- _TASK OBJECTIVE_
Your reply should be a single number: how many lines contain the string "relative".

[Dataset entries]

* * *

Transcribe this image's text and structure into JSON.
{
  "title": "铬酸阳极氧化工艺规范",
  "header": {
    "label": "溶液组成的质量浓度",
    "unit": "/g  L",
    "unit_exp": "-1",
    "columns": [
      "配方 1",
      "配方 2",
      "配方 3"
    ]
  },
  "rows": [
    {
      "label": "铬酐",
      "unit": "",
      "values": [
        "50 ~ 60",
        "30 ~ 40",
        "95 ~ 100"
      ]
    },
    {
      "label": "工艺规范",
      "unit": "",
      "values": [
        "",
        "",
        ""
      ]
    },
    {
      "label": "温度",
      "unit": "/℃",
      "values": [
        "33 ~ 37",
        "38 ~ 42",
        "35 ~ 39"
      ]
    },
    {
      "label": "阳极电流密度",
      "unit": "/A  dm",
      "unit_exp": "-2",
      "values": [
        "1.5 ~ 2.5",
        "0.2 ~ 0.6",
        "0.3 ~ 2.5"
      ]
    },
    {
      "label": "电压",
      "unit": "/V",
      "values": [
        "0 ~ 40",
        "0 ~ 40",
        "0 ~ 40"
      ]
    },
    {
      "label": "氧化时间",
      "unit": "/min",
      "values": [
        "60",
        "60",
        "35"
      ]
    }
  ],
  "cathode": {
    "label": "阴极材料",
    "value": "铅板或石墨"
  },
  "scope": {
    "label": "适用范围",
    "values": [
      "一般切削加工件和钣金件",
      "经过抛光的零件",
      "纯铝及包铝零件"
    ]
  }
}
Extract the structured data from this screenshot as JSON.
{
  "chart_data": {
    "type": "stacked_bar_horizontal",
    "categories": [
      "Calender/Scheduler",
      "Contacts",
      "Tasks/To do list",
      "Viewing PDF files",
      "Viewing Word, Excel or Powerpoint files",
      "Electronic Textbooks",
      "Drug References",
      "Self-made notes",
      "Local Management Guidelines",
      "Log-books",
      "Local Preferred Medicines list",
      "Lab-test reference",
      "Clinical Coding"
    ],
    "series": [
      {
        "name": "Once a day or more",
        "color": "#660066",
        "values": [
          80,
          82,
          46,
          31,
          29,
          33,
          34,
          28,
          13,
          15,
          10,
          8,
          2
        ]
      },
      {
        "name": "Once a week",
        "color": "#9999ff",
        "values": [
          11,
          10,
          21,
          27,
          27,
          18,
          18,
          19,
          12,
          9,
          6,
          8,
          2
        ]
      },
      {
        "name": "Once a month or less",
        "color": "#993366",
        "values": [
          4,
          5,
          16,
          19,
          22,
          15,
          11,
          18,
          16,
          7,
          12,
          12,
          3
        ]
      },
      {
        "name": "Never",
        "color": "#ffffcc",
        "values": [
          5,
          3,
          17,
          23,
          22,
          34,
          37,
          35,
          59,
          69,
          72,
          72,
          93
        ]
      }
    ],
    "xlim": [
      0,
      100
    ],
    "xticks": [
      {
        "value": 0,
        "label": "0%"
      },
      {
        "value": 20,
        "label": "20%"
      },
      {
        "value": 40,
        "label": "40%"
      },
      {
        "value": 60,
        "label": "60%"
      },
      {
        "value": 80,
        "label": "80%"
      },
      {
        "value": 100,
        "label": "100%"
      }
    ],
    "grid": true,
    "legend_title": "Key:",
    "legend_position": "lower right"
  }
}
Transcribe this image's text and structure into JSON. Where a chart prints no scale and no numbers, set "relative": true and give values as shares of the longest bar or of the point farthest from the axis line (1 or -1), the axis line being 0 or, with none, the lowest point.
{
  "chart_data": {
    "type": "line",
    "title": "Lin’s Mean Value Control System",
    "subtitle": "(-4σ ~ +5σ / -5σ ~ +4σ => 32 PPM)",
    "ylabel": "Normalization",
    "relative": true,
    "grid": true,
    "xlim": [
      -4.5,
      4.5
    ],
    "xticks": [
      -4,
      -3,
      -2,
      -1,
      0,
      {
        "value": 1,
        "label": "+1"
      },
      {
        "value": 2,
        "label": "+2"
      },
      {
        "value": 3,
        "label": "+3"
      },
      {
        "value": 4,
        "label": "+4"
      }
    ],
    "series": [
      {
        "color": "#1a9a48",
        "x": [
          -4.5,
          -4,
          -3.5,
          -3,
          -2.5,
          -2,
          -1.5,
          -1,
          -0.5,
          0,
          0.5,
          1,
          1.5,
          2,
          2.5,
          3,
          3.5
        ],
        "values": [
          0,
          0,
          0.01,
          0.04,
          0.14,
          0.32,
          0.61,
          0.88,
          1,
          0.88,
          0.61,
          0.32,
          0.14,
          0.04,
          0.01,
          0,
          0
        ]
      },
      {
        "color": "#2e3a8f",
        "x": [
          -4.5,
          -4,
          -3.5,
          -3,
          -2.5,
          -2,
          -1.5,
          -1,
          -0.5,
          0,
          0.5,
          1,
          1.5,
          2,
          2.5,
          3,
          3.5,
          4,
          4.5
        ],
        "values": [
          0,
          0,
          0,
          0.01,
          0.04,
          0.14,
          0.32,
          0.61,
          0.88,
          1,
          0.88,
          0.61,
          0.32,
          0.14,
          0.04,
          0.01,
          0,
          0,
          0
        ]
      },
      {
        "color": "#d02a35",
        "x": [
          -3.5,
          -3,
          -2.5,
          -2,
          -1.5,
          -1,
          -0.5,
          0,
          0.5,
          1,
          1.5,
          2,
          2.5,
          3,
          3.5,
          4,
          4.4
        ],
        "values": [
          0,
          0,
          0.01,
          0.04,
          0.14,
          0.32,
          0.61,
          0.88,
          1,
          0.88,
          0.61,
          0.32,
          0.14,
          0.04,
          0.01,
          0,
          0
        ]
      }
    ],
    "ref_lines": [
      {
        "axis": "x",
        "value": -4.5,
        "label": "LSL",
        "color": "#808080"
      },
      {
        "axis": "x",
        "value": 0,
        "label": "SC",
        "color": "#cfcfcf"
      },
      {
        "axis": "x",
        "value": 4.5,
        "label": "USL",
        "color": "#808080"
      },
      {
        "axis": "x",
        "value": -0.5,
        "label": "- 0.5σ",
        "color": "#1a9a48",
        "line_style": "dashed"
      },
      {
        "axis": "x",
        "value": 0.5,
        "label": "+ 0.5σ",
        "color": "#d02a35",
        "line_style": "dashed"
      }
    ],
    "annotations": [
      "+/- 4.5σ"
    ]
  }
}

* * *

- _TASK RESULT_
2